Copy every line of the following data that includes the string "JSON".
— START Extracted material —
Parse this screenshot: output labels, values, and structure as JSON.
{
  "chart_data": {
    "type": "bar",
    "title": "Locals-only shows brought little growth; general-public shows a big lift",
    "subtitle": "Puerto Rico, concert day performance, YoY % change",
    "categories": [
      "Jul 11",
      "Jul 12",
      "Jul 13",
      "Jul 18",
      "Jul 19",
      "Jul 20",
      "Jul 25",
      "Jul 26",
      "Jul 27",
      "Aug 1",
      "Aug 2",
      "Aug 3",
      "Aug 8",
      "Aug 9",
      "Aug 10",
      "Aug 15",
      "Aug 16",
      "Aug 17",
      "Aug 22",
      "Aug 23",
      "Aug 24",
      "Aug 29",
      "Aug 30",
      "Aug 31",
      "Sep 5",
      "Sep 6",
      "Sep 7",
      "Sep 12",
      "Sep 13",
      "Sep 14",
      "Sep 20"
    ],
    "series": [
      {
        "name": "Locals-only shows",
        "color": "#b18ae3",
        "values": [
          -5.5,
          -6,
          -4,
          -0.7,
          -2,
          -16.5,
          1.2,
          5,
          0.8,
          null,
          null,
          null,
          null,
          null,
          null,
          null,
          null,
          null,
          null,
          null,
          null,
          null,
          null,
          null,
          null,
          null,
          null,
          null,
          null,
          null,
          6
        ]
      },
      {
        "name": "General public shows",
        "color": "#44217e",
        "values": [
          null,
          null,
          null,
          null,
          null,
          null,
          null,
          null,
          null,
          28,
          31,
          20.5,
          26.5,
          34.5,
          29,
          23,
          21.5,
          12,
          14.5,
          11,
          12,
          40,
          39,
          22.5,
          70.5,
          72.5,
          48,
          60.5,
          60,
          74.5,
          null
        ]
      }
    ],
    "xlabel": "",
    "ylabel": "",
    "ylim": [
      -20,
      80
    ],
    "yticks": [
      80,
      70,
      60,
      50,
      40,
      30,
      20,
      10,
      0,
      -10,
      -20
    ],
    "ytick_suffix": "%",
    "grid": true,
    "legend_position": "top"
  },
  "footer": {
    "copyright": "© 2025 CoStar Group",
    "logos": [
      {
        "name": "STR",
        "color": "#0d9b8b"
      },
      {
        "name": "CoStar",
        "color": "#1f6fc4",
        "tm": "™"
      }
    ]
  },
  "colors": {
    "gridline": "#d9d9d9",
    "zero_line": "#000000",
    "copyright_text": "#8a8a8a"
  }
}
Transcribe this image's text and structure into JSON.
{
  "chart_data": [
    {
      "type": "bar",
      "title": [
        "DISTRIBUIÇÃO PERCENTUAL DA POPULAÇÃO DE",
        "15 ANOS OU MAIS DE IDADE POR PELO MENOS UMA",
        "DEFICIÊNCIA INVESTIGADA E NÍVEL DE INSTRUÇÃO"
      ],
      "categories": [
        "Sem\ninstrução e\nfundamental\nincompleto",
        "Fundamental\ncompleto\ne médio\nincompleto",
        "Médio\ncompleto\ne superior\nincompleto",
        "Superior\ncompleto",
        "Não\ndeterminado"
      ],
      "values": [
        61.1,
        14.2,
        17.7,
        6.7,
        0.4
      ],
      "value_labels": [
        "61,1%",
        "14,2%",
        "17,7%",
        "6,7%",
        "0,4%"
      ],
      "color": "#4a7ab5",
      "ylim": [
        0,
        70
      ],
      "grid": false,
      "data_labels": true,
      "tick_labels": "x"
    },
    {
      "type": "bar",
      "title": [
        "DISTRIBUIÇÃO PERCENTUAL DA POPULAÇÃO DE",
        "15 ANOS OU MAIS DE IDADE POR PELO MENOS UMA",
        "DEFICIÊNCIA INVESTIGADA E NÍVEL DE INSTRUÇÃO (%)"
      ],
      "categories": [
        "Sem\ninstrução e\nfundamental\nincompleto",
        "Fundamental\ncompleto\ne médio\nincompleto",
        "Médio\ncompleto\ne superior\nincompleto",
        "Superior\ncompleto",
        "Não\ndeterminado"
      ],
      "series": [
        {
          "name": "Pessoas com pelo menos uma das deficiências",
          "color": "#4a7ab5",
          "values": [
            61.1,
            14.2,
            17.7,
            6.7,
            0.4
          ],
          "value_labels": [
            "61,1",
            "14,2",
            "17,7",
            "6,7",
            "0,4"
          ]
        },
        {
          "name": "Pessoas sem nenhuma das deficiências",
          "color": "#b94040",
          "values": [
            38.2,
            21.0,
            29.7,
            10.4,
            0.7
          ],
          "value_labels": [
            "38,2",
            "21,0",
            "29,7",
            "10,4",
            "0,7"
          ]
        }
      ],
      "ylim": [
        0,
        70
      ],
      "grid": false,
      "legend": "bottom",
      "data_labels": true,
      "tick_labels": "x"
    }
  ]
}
— END Extracted material —
Expected answer
Parse this screenshot: output labels, values, and structure as JSON.
Transcribe this image's text and structure into JSON.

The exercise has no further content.